Record extracts.
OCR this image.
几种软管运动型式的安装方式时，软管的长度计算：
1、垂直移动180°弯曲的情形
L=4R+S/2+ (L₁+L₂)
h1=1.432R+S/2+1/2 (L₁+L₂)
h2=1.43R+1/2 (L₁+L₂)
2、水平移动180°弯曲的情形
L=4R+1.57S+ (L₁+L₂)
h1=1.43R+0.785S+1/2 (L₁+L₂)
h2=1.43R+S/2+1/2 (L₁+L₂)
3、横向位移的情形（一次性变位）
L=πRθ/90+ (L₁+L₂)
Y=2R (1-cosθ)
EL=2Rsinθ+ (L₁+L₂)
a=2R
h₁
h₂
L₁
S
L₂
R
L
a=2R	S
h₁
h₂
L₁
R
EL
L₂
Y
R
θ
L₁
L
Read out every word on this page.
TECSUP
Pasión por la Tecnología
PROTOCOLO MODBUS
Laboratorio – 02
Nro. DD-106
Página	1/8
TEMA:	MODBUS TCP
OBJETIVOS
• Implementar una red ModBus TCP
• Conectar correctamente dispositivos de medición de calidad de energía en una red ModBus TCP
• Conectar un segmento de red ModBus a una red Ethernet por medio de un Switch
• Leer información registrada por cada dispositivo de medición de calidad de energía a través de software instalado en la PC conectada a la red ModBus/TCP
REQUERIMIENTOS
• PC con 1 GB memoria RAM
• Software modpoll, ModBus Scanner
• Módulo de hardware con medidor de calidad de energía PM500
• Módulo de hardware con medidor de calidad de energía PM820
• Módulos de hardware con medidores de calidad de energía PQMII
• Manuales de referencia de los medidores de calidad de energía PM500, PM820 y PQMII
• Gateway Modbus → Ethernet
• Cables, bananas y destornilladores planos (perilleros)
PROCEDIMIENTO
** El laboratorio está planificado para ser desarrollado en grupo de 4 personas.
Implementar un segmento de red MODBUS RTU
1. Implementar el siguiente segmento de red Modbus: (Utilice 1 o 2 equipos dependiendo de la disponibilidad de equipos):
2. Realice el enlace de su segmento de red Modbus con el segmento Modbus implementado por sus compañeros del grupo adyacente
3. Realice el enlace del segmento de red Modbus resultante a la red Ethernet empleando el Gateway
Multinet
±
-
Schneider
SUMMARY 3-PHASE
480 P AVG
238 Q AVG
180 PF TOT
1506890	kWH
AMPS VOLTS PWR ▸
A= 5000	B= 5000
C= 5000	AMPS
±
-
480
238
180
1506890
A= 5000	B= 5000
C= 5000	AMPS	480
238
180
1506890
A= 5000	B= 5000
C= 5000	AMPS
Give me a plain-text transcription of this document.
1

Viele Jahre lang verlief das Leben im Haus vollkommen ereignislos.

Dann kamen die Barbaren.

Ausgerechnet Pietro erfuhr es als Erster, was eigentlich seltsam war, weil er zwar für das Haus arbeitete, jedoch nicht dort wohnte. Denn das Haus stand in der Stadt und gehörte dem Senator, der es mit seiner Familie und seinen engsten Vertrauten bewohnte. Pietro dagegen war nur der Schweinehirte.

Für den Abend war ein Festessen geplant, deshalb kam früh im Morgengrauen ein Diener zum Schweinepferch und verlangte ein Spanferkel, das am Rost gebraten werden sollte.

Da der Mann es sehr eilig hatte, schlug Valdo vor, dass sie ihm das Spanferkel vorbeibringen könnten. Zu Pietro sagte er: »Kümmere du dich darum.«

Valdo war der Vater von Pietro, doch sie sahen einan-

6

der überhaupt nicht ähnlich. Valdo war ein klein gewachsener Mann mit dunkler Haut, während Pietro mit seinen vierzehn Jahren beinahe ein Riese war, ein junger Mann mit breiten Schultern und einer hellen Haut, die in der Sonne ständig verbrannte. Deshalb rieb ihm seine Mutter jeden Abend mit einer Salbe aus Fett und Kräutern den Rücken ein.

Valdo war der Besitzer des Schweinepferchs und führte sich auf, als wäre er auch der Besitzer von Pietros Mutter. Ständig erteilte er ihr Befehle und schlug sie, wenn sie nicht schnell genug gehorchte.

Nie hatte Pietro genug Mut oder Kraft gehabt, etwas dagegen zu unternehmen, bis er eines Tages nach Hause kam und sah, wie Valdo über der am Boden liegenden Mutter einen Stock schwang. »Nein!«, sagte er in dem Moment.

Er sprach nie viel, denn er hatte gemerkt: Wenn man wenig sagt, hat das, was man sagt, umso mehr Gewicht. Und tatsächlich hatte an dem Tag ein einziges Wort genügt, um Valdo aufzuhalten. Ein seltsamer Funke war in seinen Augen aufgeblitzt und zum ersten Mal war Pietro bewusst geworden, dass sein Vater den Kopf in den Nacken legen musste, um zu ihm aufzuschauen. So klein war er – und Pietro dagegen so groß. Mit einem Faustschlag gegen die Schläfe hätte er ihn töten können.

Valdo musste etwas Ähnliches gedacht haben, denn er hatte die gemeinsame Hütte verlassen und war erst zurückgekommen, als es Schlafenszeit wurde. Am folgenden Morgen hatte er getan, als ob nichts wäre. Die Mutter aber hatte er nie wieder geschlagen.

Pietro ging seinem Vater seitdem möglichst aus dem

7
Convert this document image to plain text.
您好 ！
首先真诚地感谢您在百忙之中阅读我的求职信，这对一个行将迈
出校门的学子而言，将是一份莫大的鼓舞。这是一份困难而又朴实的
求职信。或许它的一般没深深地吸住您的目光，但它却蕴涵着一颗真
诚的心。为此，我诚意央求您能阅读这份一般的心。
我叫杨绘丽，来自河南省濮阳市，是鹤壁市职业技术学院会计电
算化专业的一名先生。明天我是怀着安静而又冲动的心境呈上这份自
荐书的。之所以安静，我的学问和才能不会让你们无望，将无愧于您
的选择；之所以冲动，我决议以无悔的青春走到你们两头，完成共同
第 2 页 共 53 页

Written problem. Would you write down every record again, exactly?

Written answer.
OCR this image.
几种软管运动型式的安装方式时，软管的长度计算：
1、垂直移动180°弯曲的情形
L=4R+S/2+ (L₁+L₂)
h1=1.432R+S/2+1/2 (L₁+L₂)
h2=1.43R+1/2 (L₁+L₂)
2、水平移动180°弯曲的情形
L=4R+1.57S+ (L₁+L₂)
h1=1.43R+0.785S+1/2 (L₁+L₂)
h2=1.43R+S/2+1/2 (L₁+L₂)
3、横向位移的情形（一次性变位）
L=πRθ/90+ (L₁+L₂)
Y=2R (1-cosθ)
EL=2Rsinθ+ (L₁+L₂)
a=2R
h₁
h₂
L₁
S
L₂
R
L
a=2R	S
h₁
h₂
L₁
R
EL
L₂
Y
R
θ
L₁
L
Read out every word on this page.
TECSUP
Pasión por la Tecnología
PROTOCOLO MODBUS
Laboratorio – 02
Nro. DD-106
Página	1/8
TEMA:	MODBUS TCP
OBJETIVOS
• Implementar una red ModBus TCP
• Conectar correctamente dispositivos de medición de calidad de energía en una red ModBus TCP
• Conectar un segmento de red ModBus a una red Ethernet por medio de un Switch
• Leer información registrada por cada dispositivo de medición de calidad de energía a través de software instalado en la PC conectada a la red ModBus/TCP
REQUERIMIENTOS
• PC con 1 GB memoria RAM
• Software modpoll, ModBus Scanner
• Módulo de hardware con medidor de calidad de energía PM500
• Módulo de hardware con medidor de calidad de energía PM820
• Módulos de hardware con medidores de calidad de energía PQMII
• Manuales de referencia de los medidores de calidad de energía PM500, PM820 y PQMII
• Gateway Modbus → Ethernet
• Cables, bananas y destornilladores planos (perilleros)
PROCEDIMIENTO
** El laboratorio está planificado para ser desarrollado en grupo de 4 personas.
Implementar un segmento de red MODBUS RTU
1. Implementar el siguiente segmento de red Modbus: (Utilice 1 o 2 equipos dependiendo de la disponibilidad de equipos):
2. Realice el enlace de su segmento de red Modbus con el segmento Modbus implementado por sus compañeros del grupo adyacente
3. Realice el enlace del segmento de red Modbus resultante a la red Ethernet empleando el Gateway
Multinet
±
-
Schneider
SUMMARY 3-PHASE
480 P AVG
238 Q AVG
180 PF TOT
1506890	kWH
AMPS VOLTS PWR ▸
A= 5000	B= 5000
C= 5000	AMPS
±
-
480
238
180
1506890
A= 5000	B= 5000
C= 5000	AMPS	480
238
180
1506890
A= 5000	B= 5000
C= 5000	AMPS
Give me a plain-text transcription of this document.
1

Viele Jahre lang verlief das Leben im Haus vollkommen ereignislos.

Dann kamen die Barbaren.

Ausgerechnet Pietro erfuhr es als Erster, was eigentlich seltsam war, weil er zwar für das Haus arbeitete, jedoch nicht dort wohnte. Denn das Haus stand in der Stadt und gehörte dem Senator, der es mit seiner Familie und seinen engsten Vertrauten bewohnte. Pietro dagegen war nur der Schweinehirte.

Für den Abend war ein Festessen geplant, deshalb kam früh im Morgengrauen ein Diener zum Schweinepferch und verlangte ein Spanferkel, das am Rost gebraten werden sollte.

Da der Mann es sehr eilig hatte, schlug Valdo vor, dass sie ihm das Spanferkel vorbeibringen könnten. Zu Pietro sagte er: »Kümmere du dich darum.«

Valdo war der Vater von Pietro, doch sie sahen einan-

6

der überhaupt nicht ähnlich. Valdo war ein klein gewachsener Mann mit dunkler Haut, während Pietro mit seinen vierzehn Jahren beinahe ein Riese war, ein junger Mann mit breiten Schultern und einer hellen Haut, die in der Sonne ständig verbrannte. Deshalb rieb ihm seine Mutter jeden Abend mit einer Salbe aus Fett und Kräutern den Rücken ein.

Valdo war der Besitzer des Schweinepferchs und führte sich auf, als wäre er auch der Besitzer von Pietros Mutter. Ständig erteilte er ihr Befehle und schlug sie, wenn sie nicht schnell genug gehorchte.

Nie hatte Pietro genug Mut oder Kraft gehabt, etwas dagegen zu unternehmen, bis er eines Tages nach Hause kam und sah, wie Valdo über der am Boden liegenden Mutter einen Stock schwang. »Nein!«, sagte er in dem Moment.

Er sprach nie viel, denn er hatte gemerkt: Wenn man wenig sagt, hat das, was man sagt, umso mehr Gewicht. Und tatsächlich hatte an dem Tag ein einziges Wort genügt, um Valdo aufzuhalten. Ein seltsamer Funke war in seinen Augen aufgeblitzt und zum ersten Mal war Pietro bewusst geworden, dass sein Vater den Kopf in den Nacken legen musste, um zu ihm aufzuschauen. So klein war er – und Pietro dagegen so groß. Mit einem Faustschlag gegen die Schläfe hätte er ihn töten können.

Valdo musste etwas Ähnliches gedacht haben, denn er hatte die gemeinsame Hütte verlassen und war erst zurückgekommen, als es Schlafenszeit wurde. Am folgenden Morgen hatte er getan, als ob nichts wäre. Die Mutter aber hatte er nie wieder geschlagen.

Pietro ging seinem Vater seitdem möglichst aus dem

7
Convert this document image to plain text.
您好 ！
首先真诚地感谢您在百忙之中阅读我的求职信，这对一个行将迈
出校门的学子而言，将是一份莫大的鼓舞。这是一份困难而又朴实的
求职信。或许它的一般没深深地吸住您的目光，但它却蕴涵着一颗真
诚的心。为此，我诚意央求您能阅读这份一般的心。
我叫杨绘丽，来自河南省濮阳市，是鹤壁市职业技术学院会计电
算化专业的一名先生。明天我是怀着安静而又冲动的心境呈上这份自
荐书的。之所以安静，我的学问和才能不会让你们无望，将无愧于您
的选择；之所以冲动，我决议以无悔的青春走到你们两头，完成共同
第 2 页 共 53 页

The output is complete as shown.